**ENTRIES PROVIDED**

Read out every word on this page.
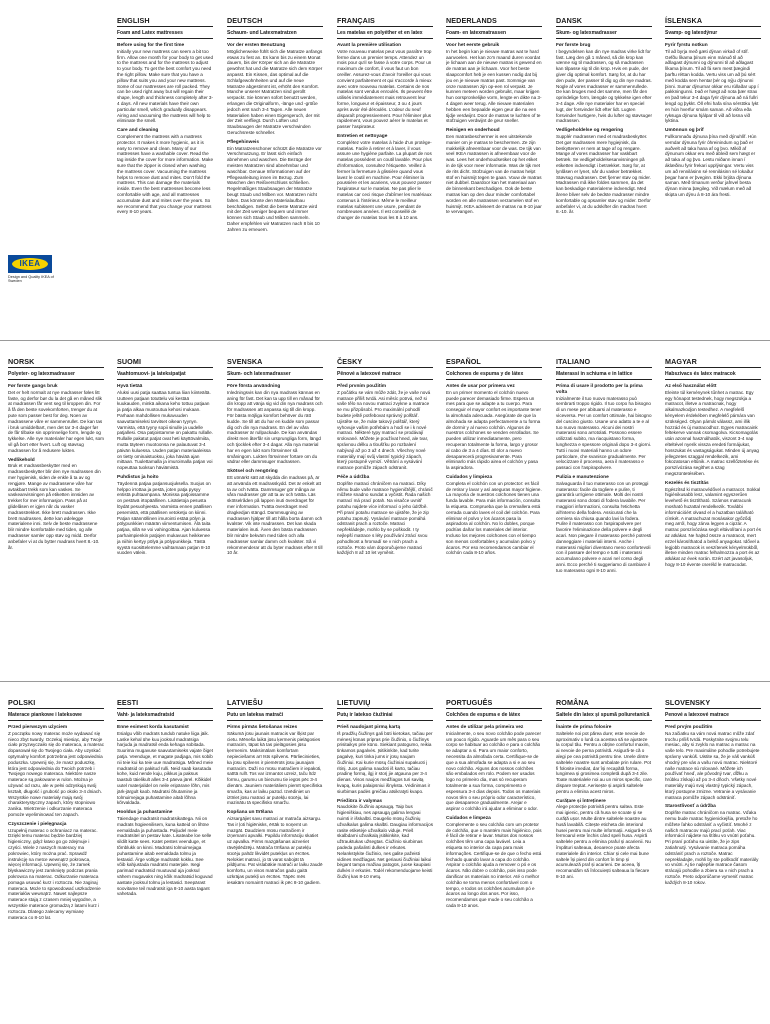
ENGLISH
Foam and Latex mattresses
Before using for the first time

Initially your new mattress can seem a bit too firm. Allow one month for your body to get used to the mattress and for the mattress to adjust to your body. To get the best comfort you need the right pillow. Make sure that you have a pillow that suits you and your new mattress. Some of our mattresses are roll packed. They can be used right away but will regain their shape, length and thickness completely after 3-4 days. All new materials have their own particular smell, which gradually disappears. Airing and vacuuming the mattress will help to eliminate the smell.

Care and cleaning

Complement the mattress with a mattress protector. It makes it more hygienic, as it is easy to remove and clean. Many of our mattresses have a washable cover. Read the tag inside the cover for more information. Make sure that the zipper is closed when washing the mattress cover. Vacuuming the mattress helps to remove dust and mites. Don't fold the mattress. This can damage the materials inside. Even the best mattresses become less comfortable with age, and all mattresses accumulate dust and mites over the years. So we recommend that you change your mattress every 8-10 years.

DEUTSCH
Schaum- und Latexmatratzen
Vor der ersten Benutzung

Möglicherweise fühlt sich die Matratze anfangs etwas zu fest an. Es kann bis zu einem Monat dauern, bis der Körper sich an die Matratze gewöhnt hat und die Matratze sich dem Körper anpasst. Ein Kissen, das optimal auf die Schlafgewohnheiten und auf die neue Matratze abgestimmt ist, erhöht den Komfort. Manche unserer Matratzen sind gerollt verpackt. Sie können sofort benutzt werden, erlangen die Originalform, -länge und -größe jedoch erst nach 3-4 Tagen. Alle neuen Materialien haben einen Eigengeruch, der mit der Zeit verfliegt. Durch Lüften und Staubsaugen der Matratze verschwinden Geruchsreste schneller.

Pflegehinweis

Ein Matratzenschoner schützt die Matratze vor Verschmutzung. Er lässt sich einfach abnehmen und waschen. Die Bezüge der meisten Matratzen sind abnehmbar und waschbar. Genaue Informationen auf der Pflegeanleitung innen im Bezug. Zum Waschen den Reißverschluss schließen. Regelmäßiges Staubsaugen der Matratze beugt Staub und Milben vor. Matratzen nicht falten. Das könnte den Materialaufbau beschädigen. Selbst die beste Matratze wird mit der Zeit weniger bequem und immer können sich Staub und Milben sammeln. Daher empfehlen wir Matratzen nach 8 bis 10 Jahren zu erneuern.

FRANÇAIS
Les matelas en polyéther et en latex
Avant la première utilisation

Votre nouveau matelas peut vous paraître trop ferme dans un premier temps. Attendez un mois pour qu'il se fasse à votre corps. Pour un maximum de confort, il vous faut un bon oreiller. Assurez-vous d'avoir l'oreiller qui vous convient parfaitement et qui s'accorde à mieux avec votre nouveau matelas. Certains de nos matelas sont vendus enroulés. Ils peuvent être utilisés immédiatement mais retrouvent leur forme, longueur et épaisseur, 3 ou 4 jours après avoir été déroulés. L'odeur du neuf disparaît progressivement. Pour l'éliminer plus rapidement, vous pouvez aérer le matelas et passer l'aspirateur.

Entretien et nettoyage

Complétez votre matelas à l'aide d'un protège-matelas. Facile à retirer et à laver, il vous assure une hygiène parfaite. La plupart de nos matelas possèdent un coutil lavable. Pour plus d'information, consultez l'étiquette. Veillez à fermer la fermeture à glissière quand vous lavez le coutil en machine. Pour éliminer la poussière et les acariens, vous pouvez passer l'aspirateur sur le matelas. Ne pas plier le matelas car ceci risque d'abîmer les matériaux contenus à l'intérieur. Même le meilleur matelas subissent une usure, pendant de nombreuses années. Il est conseillé de changer de matelas tous les 8 à 10 ans.

NEDERLANDS
Foam- en latexmatrassen
Voor het eerste gebruik

In het begin kan je nieuwe matras wat te hard aanvoelen. Het kan zo'n maand duren voordat je lichaam aan de nieuwe matras is gewend en de matras aan je lichaam. Voor het beste slaapcomfort heb je een kussen nodig dat bij jou en je nieuwe matras past. Sommige van onze matrassen zijn op-een rol verpakt. Je kunnen meteen worden gebruikt, maar krijgen hun oorspronkelijke vorm, lengte en dikte na 3-4 dagen weer terug. Alle nieuwe materialen hebben een bepaalde eigen geur die na een tijdje verdwijnt. Door de matras te luchten of te stofzuigen verdwijnt de geur sneller.

Reinigen en onderhoud

Een matrasbeschermer is een uitstekende manier om je matras te beschermen. Ze zijn makkelijk afneembaar voor de was. De tijk van veel IKEA matrassen is afneembaar voor de was. Lees het onderhoudsetiket op het etiket in de tijk voor meer informatie. Was de tijk met de rits dicht. Stofzuigen van de matras helpt stof en huismijt tegen te gaan. Vouw de matras niet dubbel. Daardoor kan het materiaal aan de binnenkant beschadigen. Ook de beste matras kan op den duur minder comfortabel worden en alle matrassen verzamelen stof en huismijt. IKEA adviseert de matras na 8-10 jaar te vervangen.

DANSK
Skum- og latexmadrasser
Før første brug

I begyndelsen kan din nye madras virke lidt for fast. Læg den gå 1 måned, så din krop kan vænne sig til madrassen, og så madrassen kan tilpasse sig til din krop. Hvis en pude, der giver dig optimal komfort. Sørg for, at du har den pude, der passer til dig og din nye madras. Nogle af vores madrasser er sammenrullede. De kan bruges med det samme, men får den oprindelige form, længde og tykkelse igen efter 3-4 dage. Alle nye materialer har en speciel lugt, der forsvinder lidt efter lidt. Lugten forsvinder hurtigere, hvis du lufter og støvsuger madrassen.

Vedligeholdelse og rengøring

Supplér madrassen med et madrasbeskytter. Det gør madrassen mere hygiejnisk, da beskytteren er nem at tage af og rengøre. Mange af vores madrasser har vaskbart betræk. Se vedligeholdelsesanvisningen på etiketten indvendigt i betrækket. Sørg for, at lynlåsen er lynet, når du vasker betrækket. Støvsug madrassen. Det fjerner støv og mider. Madrassen må ikke foldes sammen, da det kan beskadige materialerne indvendigt. Med årene bliver selv de bedste madrasser mindre komfortable og opsamler støv og mider. Derfor anbefaler vi, at du udskifter din madras hvert 8.-10. år.

ÍSLENSKA
Svamp- og latexdýnur
Fyrir fyrstu notkun

Til að byrja með gæti dýnan virkað of stíf. Gefðu líkama þínum einn mánuð til að aðlagast dýnunni og dýnunni til að aðlagast líkama þínum. Til að fá sem mest þægindi þarftu réttan kodda. Vertu viss um að þú sért með kodda sem hentar þér og nýju dýnunni þinni. Sumar dýnurnar okkar eru rúllaðar upp í pakkningunni. Það er hægt að nota þær strax en það tekur 3-4 daga fyrir dýnuna að ná fullri lengd og þykkt. Öll efni hafa sína sérstöku lykt en hún hverfur smám saman. Að viðra eða ryksuga dýnuna hjálpar til við að losna við lyktina.

Umönnun og þrif

Fullkomnaðu dýnuna þína með dýnuhlíf. Hún verndar dýnuna fyrir óhreinindum og það er auðvelt að taka hana af og þvo. Mikið af dýnunum okkar eru með ábleið sem hægt er að taka af og þvo. Lestu miðann innan í áklæðinu fyrir frekari upplýsingar. Vertu viss um að rennilásinn sé rennilásinn sé lokaður þegar hann er þveginn. Ekki brjóta dýnuna saman. Með tímanum verður jafnvel besta dýnan minna þægileg. Við mælum með að skipta um dýnu á 8-10 ára fresti.

IKEA
Design and Quality IKEA of Sweden
NORSK
Polyeter- og latexmadrasser
Før første gangs bruk

Det er helt normalt at nye madrasser føles litt faste, og derfor bør du la det gå en måned slik at madrassen får vent seg til kroppen din. For å få den beste sovekomforten, trenger du at pute som passer best for deg. Noen av madrassene våre er sammenrullet. De kan tas i bruk umiddelbart, men det tar 3-4 dager før de får tilbake sin opprinnelige form, lengde og tykkelse. Alle nye materialer har egen lukt, som vil gå bort etter hvert. Luft og støvsug madrassen for å redusere lukten.

Vedlikehold

Bruk et madrassbeskytter med en madrassbeskytter blir den nye madrassen din mer hygienisk, siden de enkle å ta av og rengjøre. Mange av madrassene våre har avtakbart trekk som kan vaskes. Se vaskeanvisningen på etiketten innsiden av trekket for mer informasjon. Pass på at glidelåsen er igjen når du vasker madrasstrekket. Ikke brett madrassen. Ikke brett madrassen, dette kan ødelegge materialene inni. Selv de beste madrassene blir mindre komfortable med tiden, og alle madrasser samler opp støv og midd. Derfor anbefaler vi at du bytter madrass hvert 8.-10. år.

SUOMI
Vaahtomuovi- ja lateksipatjat
Hyvä tietää

Aluksi uusi patja saattaa tuntua liian kiinteältä. Uutteen patjaan totuttelu voi kestää kuukauden, minkä aikana keho tottuu patjaan ja patja alkaa muotoutua kehosi mukaan. Parhaan mahdollisen mukavuuden saavuttamiseksi tarvitset oikean tyynyn. Varmista, että tyyny sopii sinulle ja uudelle patjallesi. Osa patjoistamme on pakattu rullalle. Rullalle pakatut patjat ovat heti käyttövalmiita, mutta täyteen muotoonsa ne palautuvat 3-4 päivän kuluessa. Uuden patjan materiaaleissa on tietty ominaistuoksu, joka häviää ajan mittaan. Tuulettamalla ja imuroimalla patjan voi nopeuttaa tuoksun häviämistä.

Puhdistus ja hoito

Täydennä patjaa patjansuojuksella. Suojus on helppo irrottaa ja pestä, joten patja pysyy entistä puhtaampana. Monissa patjoissamme on pestävä irtopäällinen. Lisätietoja pesusta löydät pesuohjeesta. Varmista ennen päällisen pesemistä, että päällisen vetoketju on kiinni. Patjan säännöllinen imurointi estää pölyn ja pölypunkkien määrän viimentumisen. Älä taita patjaa, sillä se voi vahingoittaa. Ajan kuluessa parhaimpienkin patjojen mukavuus heikkenee ja niihin kertyy pölyä ja pölypunkkeja. Tästä syystä suosittelemme vaihtamaan patjan 8-10 vuoden välein.

SVENSKA
Skum- och latexmadrasser
Före första användning

Inledningsvis kan din nya madrass kännas en aning för fast. Det kan ta upp till en månad för din kropp att vänja sig vid din nya madrass och för madrassen att anpassa sig till din kropp. För bästa möjliga komfort behöver du rätt kudde. Se till att du har en kudde som passar dig och din nya madrass. En del av våra madrasser är rullpackade. De kan användas direkt men återfår sin ursprungliga form, längd och tjocklek efter 3-4 dagar. Alla nya material har en egen lukt som försvinner så småningom. Lukten försvinner fortare om du vädrar eller dammsuger madrassen.

Skötsel och rengöring

Ett utmärkt sätt att skydda din madrass på, är att använda ett madrasskydd. Det är enkelt att ta av och tvätta. Dammsuger gör många av våra madrasser gör att ta av och tvätta. Läs skötselråden på lappen inuti överdraget för mer information. Tvätta överdraget med dragkedjan stängd. Dammsugning av madrassen hjälper till att hålla borta damm och kvalster. Vik inte madrassen. Det kan skada materialen inuti. Även den bästa madrassen blir mindre bekväm med tiden och alla madrasser samlar damm och kvalster. Så vi rekommenderar att du byter madrass efter 8 till 10 år.

ČESKY
Pěnové a latexové matrace
Před prvním použitím

Z počátku se vám může zdát, že je vaše nová matrace příliš tvrdá. Asi měsíc potrvá, než si vaše tělo na novou matraci zvykne a matrace se mu přizpůsobí. Pro maximální pohodlí budete ještě potřebovat správný polštář. Ujistěte se, že máte takový polštář, který vyhovuje vašim potřebám a hodí se i k nové matraci. Některé typy matrací se prodávají srolované. Můžete je používat hned, ale tvar, správnou délku a tloušťku po rozbalení nabývají až po 3 až 4 dnech. Všechny nové materiály mají svůj vlastní typický zápach, který postupně vymizí. Větrání a vysávání matrace pomůže zápach odstranit.

Péče a údržba

Doplňte matraci chráničem na matraci. Díky němu bude vaše matrace hygieničtější, chránič můžete snadno sundat a vyčistit. Řada našich matrací má prací potah. Na visačce uvnitř potahu najdete více informací o jeho údržbě. Při praní potahu matrace se ujistěte, že je zip potahu zapnutý. Vysávání matrace pomáhá odstranit prach a roztoče. Matraci nepřekládejte, mohlo by se poškodit. I ty nejlepší matrace s léty používání ztrácí svou pohodlnost a hromadí se v nich prach a roztoče. Proto vám doporučujeme matraci každých 8 až 10 let vyměnit.

ESPAÑOL
Colchones de espuma y de látex
Antes de usar por primera vez

En un primer momento el colchón nuevo puede parecer demasiado firme. Espera un mes para que se adapte a tu cuerpo. Para conseguir el mayor confort es importante tener la almohada adecuada. Asegúrate de que la almohada se adapta perfectamente a tu forma de dormir y al nuevo colchón. Algunos de nuestros colchones se venden enrollados. Se pueden utilizar inmediatamente, pero recuperan totalmente la forma, largo y grosor al cabo de 3 a 4 días. El olor a nuevo desaparecerá progresivamente. Para eliminarlo más rápido airea el colchón y pasa la aspiradora.

Cuidados y limpieza

Completa el colchón con un protector: es fácil de retirar y lavar y así aseguras mayor higiene. La mayoría de nuestros colchones tienen una funda lavable. Para más información, consulta la etiqueta. Comprueba que la cremallera está cerrada cuando laves el coil del colchón. Para eliminar el polvo y los ácaros pasa la aspiradora al colchón. No lo dobles, porque podrías dañar los materiales del interior. Incluso los mejores colchones con el tiempo son menos confortables y acumulan polvo y ácaros. Por eso recomendamos cambiar el colchón cada 8-10 años.

ITALIANO
Materassi in schiuma e in lattice
Prima di usare il prodotto per la prima volta

Inizialmente il tuo nuovo materasso può sembrarti troppo rigido. Il tuo corpo ha bisogno di un mese per abituarsi al materasso e viceversa. Per un comfort ottimale, hai bisogno del cuscino giusto. Usane uno adatto a te e al tuo nuovo materasso. Alcuni dei nostri materassi sono arrotolati. Possono essere utilizzati subito, ma riacquistano forma, lunghezza e spessore originali dopo 3-4 giorni. Tutti i nuovi materiali hanno un odore particolare, che svanisce gradualmente. Per velocizzare il processo, aera il materasso e passaci con l'aspirapolvere.

Pulizia e manutenzione

Salvaguarda il tuo materasso con un proteggi materasso: facile da togliere e pulire, ti garantirà un'igiene ottimale. Molti dei nostri materassi sono dotati di fodera lavabile. Per maggiori informazioni, consulta l'etichetta all'interno della fodera. Assicurati che la cerniera sia chiusa quando lavi la fodera. Pulire il materasso con l'aspirapolvere per favorire l'eliminazione della polvere e degli acari. Non piegare il materasso perché potresti danneggiare i materiali interni. Anche i materassi migliori diventano meno confortevoli con il passare del tempo e tutti i materassi accumulano polvere e acari nel corso degli anni. Ecco perché ti suggeriamo di cambiare il tuo materasso ogni 8-10 anni.

MAGYAR
Habszivacs és latex matracok
Az első használat előtt

Eleinte túl keménynek tűnhet a matrac. Egy egy hónapot testednek, hogy megszokja a matracot, illetve a matracnak, hogy alkalmazkodjon testedhez. A megfelelő kényelem érdekében megfelelő párnára van szükséged. Olyan párnát válassz, ami illik hozzád és új matracodhoz. Egyes matracaink feltekerve vannak csomagolva. Kicsomagolás után azonnal használhatók, viszont 3-4 nap elteltével nyerik vissza eredeti formájukat, hosszukat és vastagságukat. Minden új anyag jellegzetes szaggal rendelkezik, ami fokozatosan eltűnik. A matrac szellőztetése és porszívózása segíthet a szag megszüntetésében.

Kezelés és tisztítás

Egészítsd ki matracvédővel a matracot. Sokkal higiénikusabb lesz, valamint egyszerűen levehető és tisztítható. Számos matracunk mosható huzattal rendelkezik. További információért olvasd el a huzatban található címkét. A matrachuzat mosásakor győződj meg arról, hogy zárva legyen a cipzár. A matrac porszívózása segít eltávolítani a port és az atkákat. Ne hajtsd össze a matracot, mert ezzel károsíthatod a belső anyagokat. Idővel a legjobb matracok is veszítenek kényelmükből, illetve minden matrac felhalmozza a port és az atkákat az évek során. Ezért azt javasoljuk, hogy 8-10 évente cseréld le matracodat.

POLSKI
Materace piankowe i lateksowe
Przed pierwszym użyciem

Z początku nowy materac może wydawać się nieco zbyt twardy. Oczekuj miesiąc, aby Twoje ciało przyzwyczaiło się do materaca, a materac dopasował się do Twojego ciała. Aby uzyskać optymalny komfort potrzebna jest odpowiednia poduszka. Upewnij się, że masz poduszkę, która jest odpowiednia do Twoich potrzeb i Twojego nowego materaca. Niektóre nasze materace są pakowane w rulon. Można je używać od razu, ale w pełni odzyskują swój kształt, długość i grubość po około 3-4 dniach. Wszystkie nowe materiały mają swój charakterystyczny zapach, który stopniowo zanika. Wietrzenie i odkurzanie materaca pomoże wyeliminować ten zapach.

Czyszczenie i pielęgnacja

Uzupełnij materac o ochraniacz na materac. Dzięki temu materac będzie bardziej higieniczny, gdyż łatwo go go zdejmuje i czyści. Wiele z naszych materacy ma pokrowiec, który można prać. Sprawdź instrukcję na metce wewnątrz pokrowca, więcej informacji. Upewnij się, że zamek błyskawiczny jest zamknięty podczas prania pokrowca na materac. Odkurzanie materaca pomaga usuwać kurz i roztocza. Nie zaginaj materaca. Może to spowodować uszkodzenie materiałów wewnątrz. Nawet najlepsze materace stają z czasem mniej wygodne, a wszystkie materace gromadzą z latami kurz i roztocza. Dlatego zalecamy wymianę materaca co 8-10 lat.

EESTI
Vaht- ja lateksmadratsid
Enne esimest korda kasutamist

Esialgu võib madrats tundub natuke liiga jäik. Laske kehal ühe kuu jooksul madratsiga harjuda ja madratsil enda kehaga sobitada. Suurima mugavuse saavutamiseks vajate õiget patja. Veenduge, et magate padjaga, mis sobib nii teie kui ka teie uue madratsiga. Mõned meie madratsid on pakitud rulli. Neid saab kasutada kohe, kuid nende kuju, pikkus ja paksus taastub täielikult alles 3-4 päeva järel. Kõikidel uutel materjalidel on neile eripärane lõhn, mis järk-järgult kaob. Madratsi õhutamine ja tolmuimejaga puhastamine aitab lõhna kõrvaldada.

Hooldus ja puhastamine

Täiendage madratsit madratsikattega. Nii on madrats hügieenilisem, kuna katteid on lihtne eemaldada ja puhastada. Paljudel meie madratsitel on pestav kate. Lisateabe loe selle sildilt katte sees. Katet pestes veenduge, et tõmblukk on kinni. Madratsi tolmuimejaga puhastamine aitab eemaldada tolmu ja lestasid. Ärge voltige madratsit kokku. See võib kahjustada madratsi materjale. Isegi parimad madratsid muutuvad aja jooksul vähem mugavaks ning kõik madratsid koguvad aastate jooksul tolmu ja lestasid. Seepärast soovitame teil madratsit iga 8-10 aasta tagant vahetada.

LATVIEŠU
Putu un lateksa matrači
Pirms pirmās lietošanas reizes

Sākumā jūsu jaunais matracis var šķist par cietu. Mēneša laikā jūsu ķermenis pielāgosies matracim, tāpat kā tas pielāgosies jūsu ķermenim. Maksimālam komfortam nepieciešams arī īsts spilvens. Pārliecinieties, ka jūsu spilvens ir piemērots jūsu jaunajam matracim. Daži no mūsu matračiem ir iepakoti, satītā rullī. Tos var izmantot uzreiz, taču līdz formu, garumu un biezumu tie iegūs pēc 3-4 dienām. Jauniem materiāliem piemīt specifiska smarža, kas ar laiku pazūd. Izvēdiniet un iztīriet jūsu matraci ar putekļu sūcēju, lai mazinātu tā specifisko smaržu.

Kopšana un tīrīšana

Aizsargājiet savu matraci ar matrača aizsargu. Tas ir ļoti higiēnisks, ērtāk to noņemt un mazgāt. Daudziem mūsu matračiem ir izņemami apvalki. Papildu informāciju skatiet uz apvalka. Pirms mazgāšanas aizveriet rāvējslēdzēju. Matrača tīrīšana ar putekļu sūcēju palīdz likvidēt putekļus un ērcītes. Nelokiet matraci, jo tā varat sabojāt tā pildījumu. Pat vislabākie matrači ar laiku zaudē komfortu, un visos matračos gadu gaitā uzkrājas putekļi un ērcītes. Tāpēc mēs iesakām nomainīt matraci ik pēc 8-10 gadiem.

LIETUVIŲ
Putų ir latekso čiužiniai
Prieš naudojant pirmą kartą

Iš pradžių čiužinys gali būti kietokas, tačiau per mėnesį kūnas pripras prie čiužinio, o čiužinys prisitaikys prie kūno. Siekiant patogumo, reikia tinkamos pagalvės. Įsitikinkite, kad turite pagalvę, kuri tinka jums ir jūsų naujam čiužiniui. Kai kurie mūsų čiužiniai supakuoti į ritinį. Juos galima naudoti iš karto, tačiau pradinę formą, ilgį ir storį jie atgauna per 3-4 dienas. Visos naujos medžiagos turi savitą kvapą, kuris palaipsniui išnyksta. Vėdinimas ir siurbimas padės greičiau atsikratyti kvapo.

Priežiūra ir valymas

Naudokite čiužinio apsaugą. Taip bus higieniškiau, nes apsaugą galima lengvai nuimti ir išskalbti. Daugelio mūsų čiužinių užvalkalus galima skalbti. Daugiau informacijos rasite etiketėje užvalkalo viduje. Prieš skalbdami užvalkalą įsitikinkite, kad užtrauktukas užsegtas. Čiužinio siurbimas padeda pašalinti dulkes ir erkutes. Nelankstykite čiužinio, nes galite pažeisti vidines medžiagas. Net geriausi čiužiniai laikui bėgant tampa mažiau patogūs, juose kaupiasi dulkės ir erkutės. Todėl rekomenduojame keisti čiužinį kas 8-10 metų.

PORTUGUÊS
Colchões de espuma e de látex
Antes de utilizar pela primeira vez

Inicialmente, o seu novo colchão pode parecer um pouco rígido. Aguarde um mês para o seu corpo se habituar ao colchão e para o colchão se adaptar a si. Para um maior conforto, necessita da almofada certa. Certifique-se de que a sua almofada se adapta a si e ao seu novo colchão. Alguns dos nossos colchões são embalados em rolo. Podem ser usados logo no primeiro dia, mas só recuperam totalmente a sua forma, comprimento e espessura 3-4 dias depois. Todos os materiais novos têm o seu próprio odor característico, que desaparece gradualmente. Arejar e aspirar o colchão irá ajudar a eliminar o odor.

Cuidados e limpeza

Complemente o seu colchão com um protetor de colchão, que o mantém mais higiénico, pois é fácil de retirar e lavar. Muitos dos nossos colchões têm uma capa lavável. Leia a etiqueta no interior da capa para mais informações. Certifique-se de que o fecho está fechado quando lavar a capa do colchão. Aspirar o colchão ajuda a remover o pó e os ácaros. Não dobre o colchão, pois isso pode danificar os materiais no interior. Até o melhor colchão se torna menos confortável com o tempo, e todos os colchões acumulam pó e ácaros ao longo dos anos. Por isso, recomendamos que mude o seu colchão a cada 8-10 anos.

ROMÂNA
Saltele din latex și spumă poliuretanică
Înainte de prima folosire

Saltelele noi pot părea dure; este nevoie de aproximativ o lună ca acestea să se ajusteze la corpul tău. Pentru a obține confortul maxim, ai nevoie de perna potrivită. Asigură-te că o alegi pe cea potrivită pentru tine. Unele dintre saltelele noastre sunt ambalate prin rulare. Pot fi folosite imediat, dar își recapătă forma, lungimea și grosimea completă după 3-4 zile. Toate materialele noi au un miros specific, care dispare treptat. Aerisește și aspiră saltelele pentru a elimina acest miros.

Curățare și întreținere

Alege protecție potrivită pentru saltea. Este mai igienic, pentru că husa se scoate și se curăță ușor. Multe dintre saltelele noastre au husă lavabilă. Citește eticheta din interiorul husei pentru mai multe informații. Asigură-te că fermoarul este închis când speli husa. Aspiră saltelele pentru a elimina praful și acarienii. Nu împături salteaua, deoarece poate afecta materialele din interior. Chiar și cele mai bune saltele își pierd din confort în timp și acumulează praf și acarieni. De aceea, îți recomandăm să înlocuiești salteaua la fiecare 8-10 ani.

SLOVENSKY
Penové a latexové matrace
Pred prvým použitím

Na začiatku sa vám nová matrac môže zdať trochu príliš tvrdá. Poskytnite svojmu telu mesiac, aby si zvyklo na matrac a matrac na vaše telo. Pre maximálne pohodlie potrebujete správny vankúš. Uistite sa, že je váš vankúš vhodný pre vás a vašu novú matrac. Niektoré naše matrace sú rolované. Môžete ich používať hneď, ale pôvodný tvar, dĺžku a hrúbku získajú až po 3-4 dňoch. Všetky nové materiály majú svoj vlastný typický zápach, ktorý postupne zmizne. Vetranie a vysávanie matraca pomôže zápach odstrániť.

Starostlivosť a údržba

Doplňte matrac chráničom na matrac. Vďaka nemu bude matrac hygienickejšia, pretože ho môžete ľahko odstrániť a vyčistiť. Mnohé z našich matracov majú prací poťah. Viac informácií nájdete na štítku vo vnútri poťahu. Pri praní poťahu sa uistite, že je zips zatiahnutý. Vysávanie matraca pomáha odstrániť prach a roztoče. Matrac neprekladajte, mohli by ste poškodiť materiály vo vnútri. Aj tie najlepšie matrace časom strácajú pohodlie a zbiera sa v nich prach a roztoče. Preto odporúčame vymeniť matrac každých 8-10 rokov.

**WHAT IS REQUIRED**
Copy out the lines in which the string "tīrīšana" appears.

**SOLVED EXERCISE**
Kopšana un tīrīšana
Aizsargājiet savu matraci ar matrača aizsargu. Tas ir ļoti higiēnisks, ērtāk to noņemt un mazgāt. Daudziem mūsu matračiem ir izņemami apvalki. Papildu informāciju skatiet uz apvalka. Pirms mazgāšanas aizveriet rāvējslēdzēju. Matrača tīrīšana ar putekļu sūcēju palīdz likvidēt putekļus un ērcītes. Nelokiet matraci, jo tā varat sabojāt tā pildījumu. Pat vislabākie matrači ar laiku zaudē komfortu, un visos matračos gadu gaitā uzkrājas putekļi un ērcītes. Tāpēc mēs iesakām nomainīt matraci ik pēc 8-10 gadiem.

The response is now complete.